- Your task -
Which lines of the records contain "超级管理员"? Collect every one of them.

── Raw records ──

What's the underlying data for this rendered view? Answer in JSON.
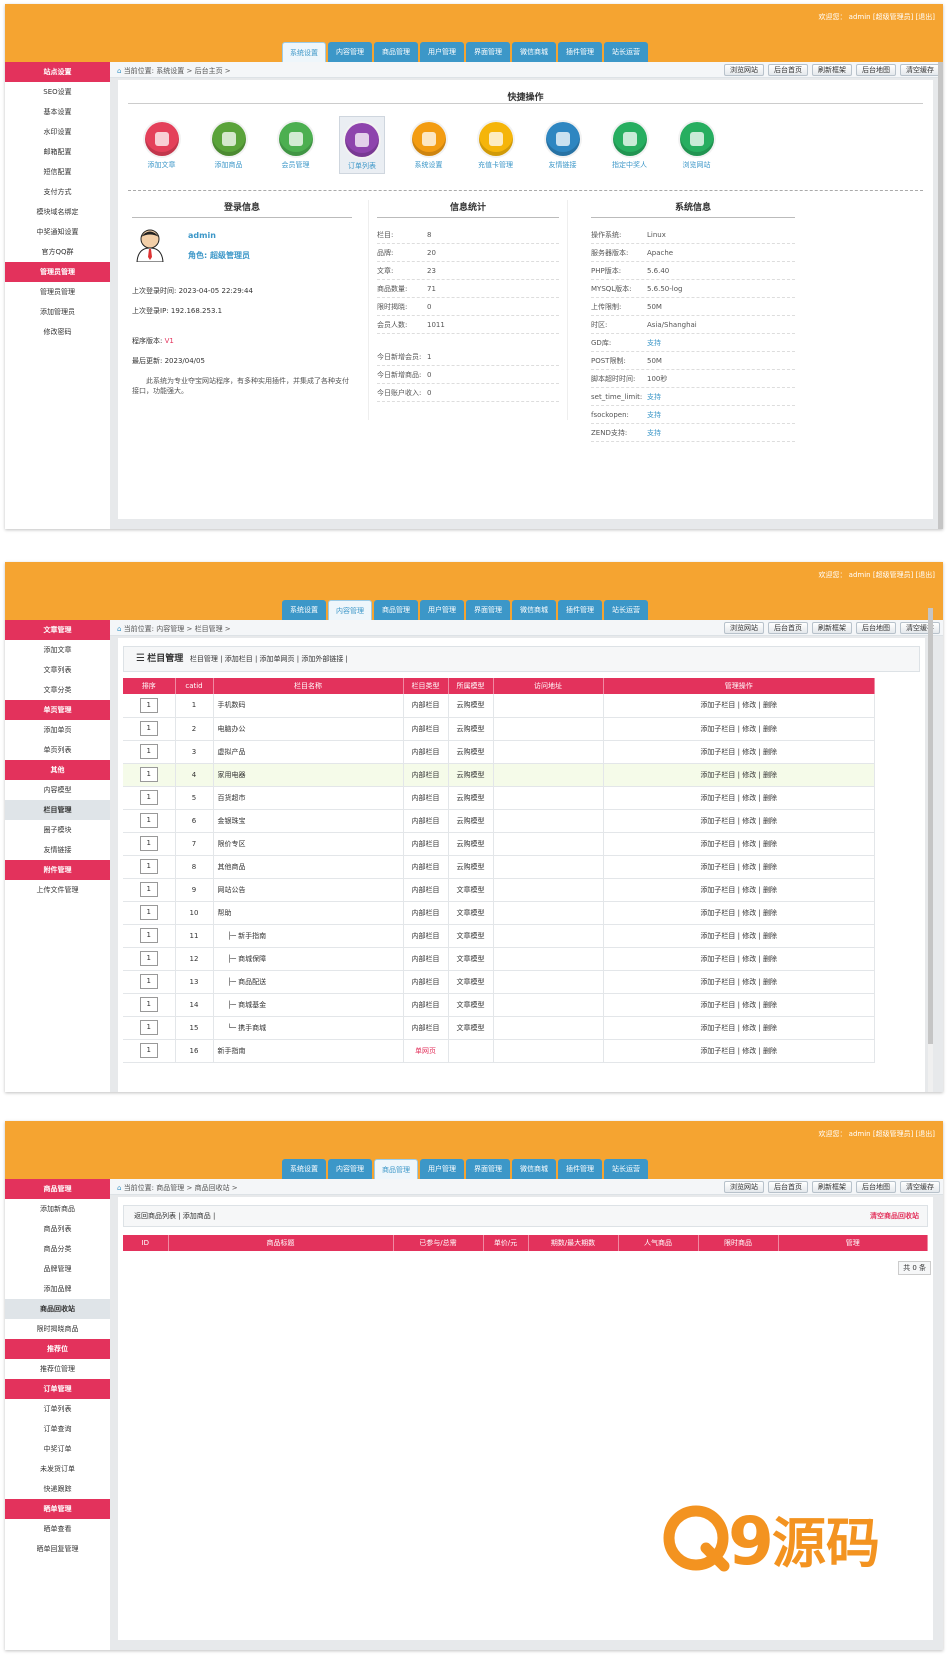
{
  "header": {
    "welcome": "欢迎您： admin [超级管理员] [退出]",
    "tabs": [
      "系统设置",
      "内容管理",
      "商品管理",
      "用户管理",
      "界面管理",
      "微信商城",
      "插件管理",
      "站长运营"
    ]
  },
  "toolbar": {
    "buttons": [
      "浏览网站",
      "后台首页",
      "刷新框架",
      "后台地图",
      "清空缓存"
    ]
  },
  "s1": {
    "breadcrumb": "当前位置: 系统设置 > 后台主页 >",
    "side": [
      [
        "h",
        "站点设置"
      ],
      [
        "i",
        "SEO设置"
      ],
      [
        "i",
        "基本设置"
      ],
      [
        "i",
        "水印设置"
      ],
      [
        "i",
        "邮箱配置"
      ],
      [
        "i",
        "短信配置"
      ],
      [
        "i",
        "支付方式"
      ],
      [
        "i",
        "模块域名绑定"
      ],
      [
        "i",
        "中奖通知设置"
      ],
      [
        "i",
        "官方QQ群"
      ],
      [
        "h",
        "管理员管理"
      ],
      [
        "i",
        "管理员管理"
      ],
      [
        "i",
        "添加管理员"
      ],
      [
        "i",
        "修改密码"
      ]
    ],
    "quick_title": "快捷操作",
    "quick": [
      {
        "label": "添加文章",
        "icon": "article-icon",
        "color": "#e4405a"
      },
      {
        "label": "添加商品",
        "icon": "sunflower-icon",
        "color": "#5aa33a"
      },
      {
        "label": "会员管理",
        "icon": "users-icon",
        "color": "#4caf50"
      },
      {
        "label": "订单列表",
        "icon": "order-icon",
        "color": "#8e44ad"
      },
      {
        "label": "系统设置",
        "icon": "gear-icon",
        "color": "#f39c12"
      },
      {
        "label": "充值卡管理",
        "icon": "coin-icon",
        "color": "#f5b50a"
      },
      {
        "label": "友情链接",
        "icon": "globe-icon",
        "color": "#2e86c1"
      },
      {
        "label": "指定中奖人",
        "icon": "person-icon",
        "color": "#27ae60"
      },
      {
        "label": "浏览网站",
        "icon": "house-icon",
        "color": "#27ae60"
      }
    ],
    "login": {
      "title": "登录信息",
      "user": "admin",
      "role": "角色: 超级管理员",
      "last_time": "上次登录时间: 2023-04-05 22:29:44",
      "last_ip": "上次登录IP: 192.168.253.1",
      "version_label": "程序版本: ",
      "version": "V1",
      "updated": "最后更新: 2023/04/05",
      "desc": "此系统为专业夺宝网站程序，有多种实用插件，并集成了各种支付接口，功能强大。"
    },
    "stats": {
      "title": "信息统计",
      "rows": [
        [
          "栏目:",
          "8"
        ],
        [
          "品牌:",
          "20"
        ],
        [
          "文章:",
          "23"
        ],
        [
          "商品数量:",
          "71"
        ],
        [
          "限时揭晓:",
          "0"
        ],
        [
          "会员人数:",
          "1011"
        ]
      ],
      "today": [
        [
          "今日新增会员:",
          "1"
        ],
        [
          "今日新增商品:",
          "0"
        ],
        [
          "今日账户收入:",
          "0"
        ]
      ]
    },
    "sys": {
      "title": "系统信息",
      "rows": [
        [
          "操作系统:",
          "Linux"
        ],
        [
          "服务器版本:",
          "Apache"
        ],
        [
          "PHP版本:",
          "5.6.40"
        ],
        [
          "MYSQL版本:",
          "5.6.50-log"
        ],
        [
          "上传限制:",
          "50M"
        ],
        [
          "时区:",
          "Asia/Shanghai"
        ],
        [
          "GD库:",
          "支持"
        ],
        [
          "POST限制:",
          "50M"
        ],
        [
          "脚本超时时间:",
          "100秒"
        ],
        [
          "set_time_limit:",
          "支持"
        ],
        [
          "fsockopen:",
          "支持"
        ],
        [
          "ZEND支持:",
          "支持"
        ]
      ]
    }
  },
  "s2": {
    "breadcrumb": "当前位置: 内容管理 > 栏目管理 >",
    "side": [
      [
        "h",
        "文章管理"
      ],
      [
        "i",
        "添加文章"
      ],
      [
        "i",
        "文章列表"
      ],
      [
        "i",
        "文章分类"
      ],
      [
        "h",
        "单页管理"
      ],
      [
        "i",
        "添加单页"
      ],
      [
        "i",
        "单页列表"
      ],
      [
        "h",
        "其他"
      ],
      [
        "i",
        "内容模型"
      ],
      [
        "c",
        "栏目管理"
      ],
      [
        "i",
        "圈子模块"
      ],
      [
        "i",
        "友情链接"
      ],
      [
        "h",
        "附件管理"
      ],
      [
        "i",
        "上传文件管理"
      ]
    ],
    "bar_title": "栏目管理",
    "bar_links": "栏目管理 | 添加栏目 | 添加单网页 | 添加外部链接 |",
    "cols": [
      "排序",
      "catid",
      "栏目名称",
      "栏目类型",
      "所属模型",
      "访问地址",
      "管理操作"
    ],
    "ops": "添加子栏目 | 修改 | 删除",
    "rows": [
      [
        "1",
        "1",
        "手机数码",
        "内部栏目",
        "云购模型"
      ],
      [
        "1",
        "2",
        "电脑办公",
        "内部栏目",
        "云购模型"
      ],
      [
        "1",
        "3",
        "虚拟产品",
        "内部栏目",
        "云购模型"
      ],
      [
        "1",
        "4",
        "家用电器",
        "内部栏目",
        "云购模型"
      ],
      [
        "1",
        "5",
        "百货超市",
        "内部栏目",
        "云购模型"
      ],
      [
        "1",
        "6",
        "金银珠宝",
        "内部栏目",
        "云购模型"
      ],
      [
        "1",
        "7",
        "限价专区",
        "内部栏目",
        "云购模型"
      ],
      [
        "1",
        "8",
        "其他商品",
        "内部栏目",
        "云购模型"
      ],
      [
        "1",
        "9",
        "网站公告",
        "内部栏目",
        "文章模型"
      ],
      [
        "1",
        "10",
        "帮助",
        "内部栏目",
        "文章模型"
      ],
      [
        "1",
        "11",
        "├─ 新手指南",
        "内部栏目",
        "文章模型"
      ],
      [
        "1",
        "12",
        "├─ 商城保障",
        "内部栏目",
        "文章模型"
      ],
      [
        "1",
        "13",
        "├─ 商品配送",
        "内部栏目",
        "文章模型"
      ],
      [
        "1",
        "14",
        "├─ 商城基金",
        "内部栏目",
        "文章模型"
      ],
      [
        "1",
        "15",
        "└─ 携手商城",
        "内部栏目",
        "文章模型"
      ],
      [
        "1",
        "16",
        "新手指南",
        "单网页",
        ""
      ]
    ]
  },
  "s3": {
    "breadcrumb": "当前位置: 商品管理 > 商品回收站 >",
    "side": [
      [
        "h",
        "商品管理"
      ],
      [
        "i",
        "添加新商品"
      ],
      [
        "i",
        "商品列表"
      ],
      [
        "i",
        "商品分类"
      ],
      [
        "i",
        "品牌管理"
      ],
      [
        "i",
        "添加品牌"
      ],
      [
        "c",
        "商品回收站"
      ],
      [
        "i",
        "限时揭晓商品"
      ],
      [
        "h",
        "推荐位"
      ],
      [
        "i",
        "推荐位管理"
      ],
      [
        "h",
        "订单管理"
      ],
      [
        "i",
        "订单列表"
      ],
      [
        "i",
        "订单查询"
      ],
      [
        "i",
        "中奖订单"
      ],
      [
        "i",
        "未发货订单"
      ],
      [
        "i",
        "快递跟踪"
      ],
      [
        "h",
        "晒单管理"
      ],
      [
        "i",
        "晒单查看"
      ],
      [
        "i",
        "晒单回复管理"
      ]
    ],
    "bar_links": "返回商品列表 | 添加商品 |",
    "clear": "清空商品回收站",
    "cols": [
      "ID",
      "商品标题",
      "已参与/总需",
      "单价/元",
      "期数/最大期数",
      "人气商品",
      "限时商品",
      "管理"
    ],
    "total": "共 0 条"
  },
  "watermark": "Q9源码"
}
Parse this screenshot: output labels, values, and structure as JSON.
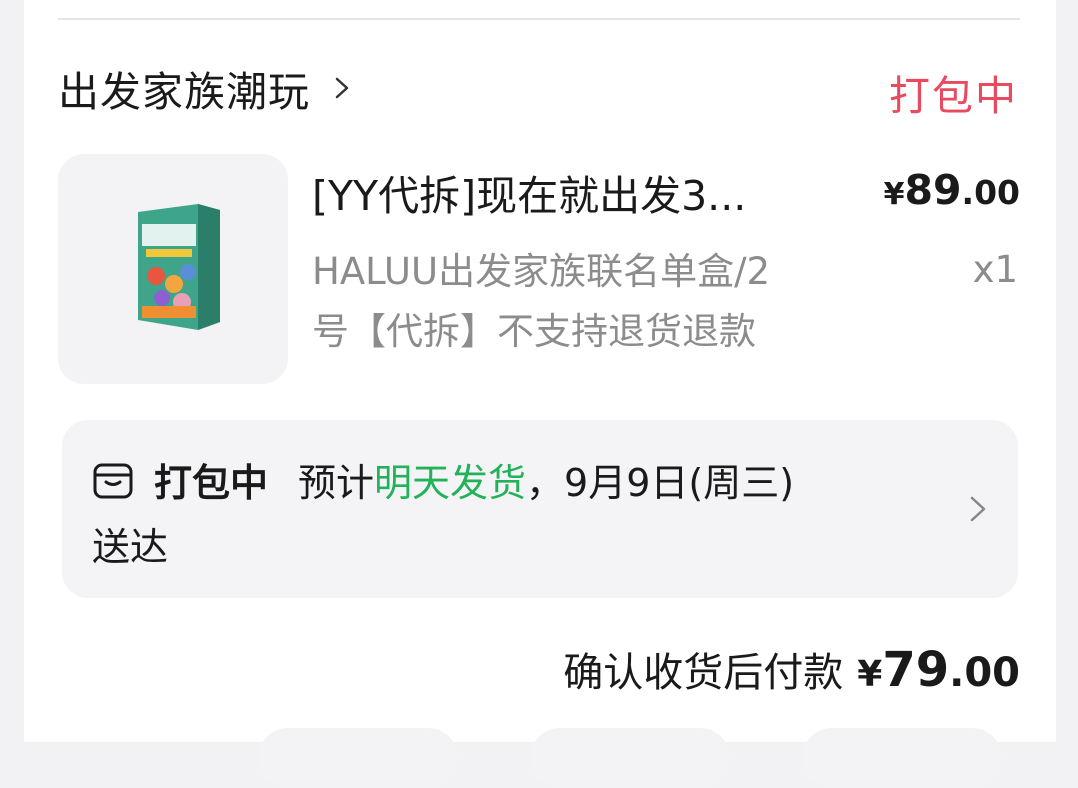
{
  "shop": {
    "name": "出发家族潮玩",
    "status": "打包中"
  },
  "item": {
    "title": "[YY代拆]现在就出发3...",
    "price_symbol": "¥",
    "price_int": "89",
    "price_dec": ".00",
    "spec_line1": "HALUU出发家族联名单盒/2",
    "spec_line2": "号【代拆】不支持退货退款",
    "quantity": "x1"
  },
  "shipping": {
    "status": "打包中",
    "estimate_prefix": "预计",
    "estimate_highlight": "明天发货",
    "estimate_suffix": "，9月9日(周三)",
    "estimate_line2": "送达"
  },
  "payment": {
    "label": "确认收货后付款",
    "price_symbol": "¥",
    "price_int": "79",
    "price_dec": ".00"
  },
  "colors": {
    "status_red": "#e84a5f",
    "highlight_green": "#23b15a"
  },
  "icons": {
    "shop_chevron": "chevron-right-icon",
    "package": "package-box-icon",
    "ship_chevron": "chevron-right-icon"
  }
}
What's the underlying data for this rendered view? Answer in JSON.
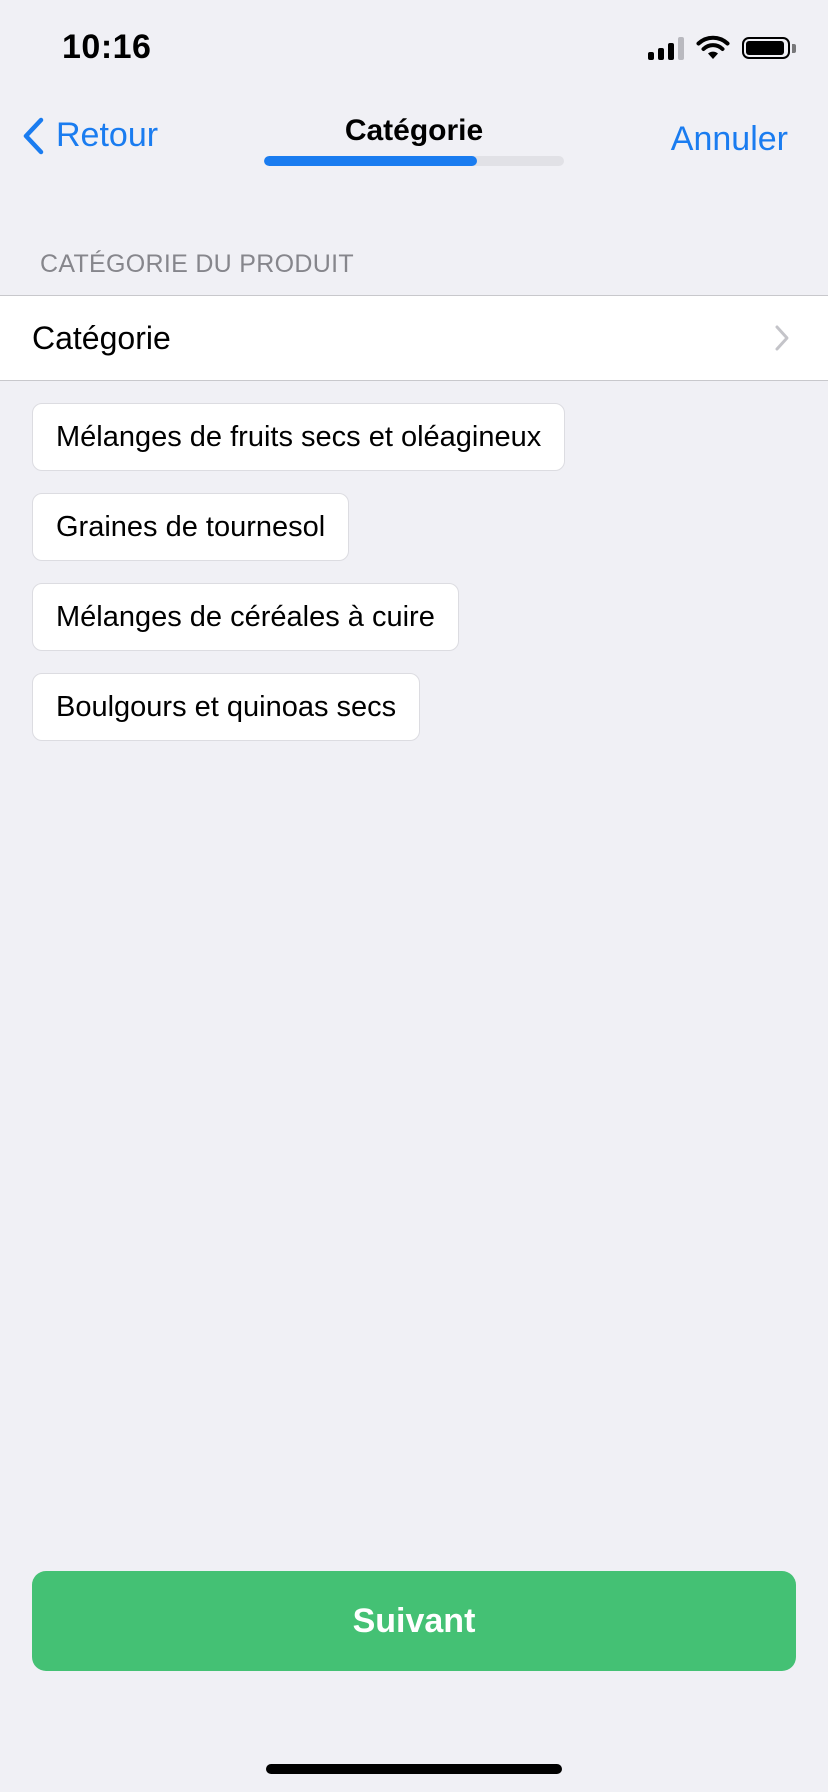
{
  "status_bar": {
    "time": "10:16",
    "icons": [
      "signal-icon",
      "wifi-icon",
      "battery-icon"
    ]
  },
  "nav": {
    "back_label": "Retour",
    "title": "Catégorie",
    "cancel_label": "Annuler",
    "progress_percent": 71
  },
  "section": {
    "header": "CATÉGORIE DU PRODUIT",
    "row_label": "Catégorie"
  },
  "suggestions": [
    {
      "label": "Mélanges de fruits secs et oléagineux"
    },
    {
      "label": "Graines de tournesol"
    },
    {
      "label": "Mélanges de céréales à cuire"
    },
    {
      "label": "Boulgours et quinoas secs"
    }
  ],
  "footer": {
    "next_label": "Suivant"
  },
  "colors": {
    "accent": "#1A7CF0",
    "background": "#F0F0F5",
    "next_button": "#44C174",
    "secondary_text": "#86868C"
  }
}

───

- Response below -
    "welcome": "欢迎您： admin [超级管理员] [退出]",
      "role": "角色: 超级管理员",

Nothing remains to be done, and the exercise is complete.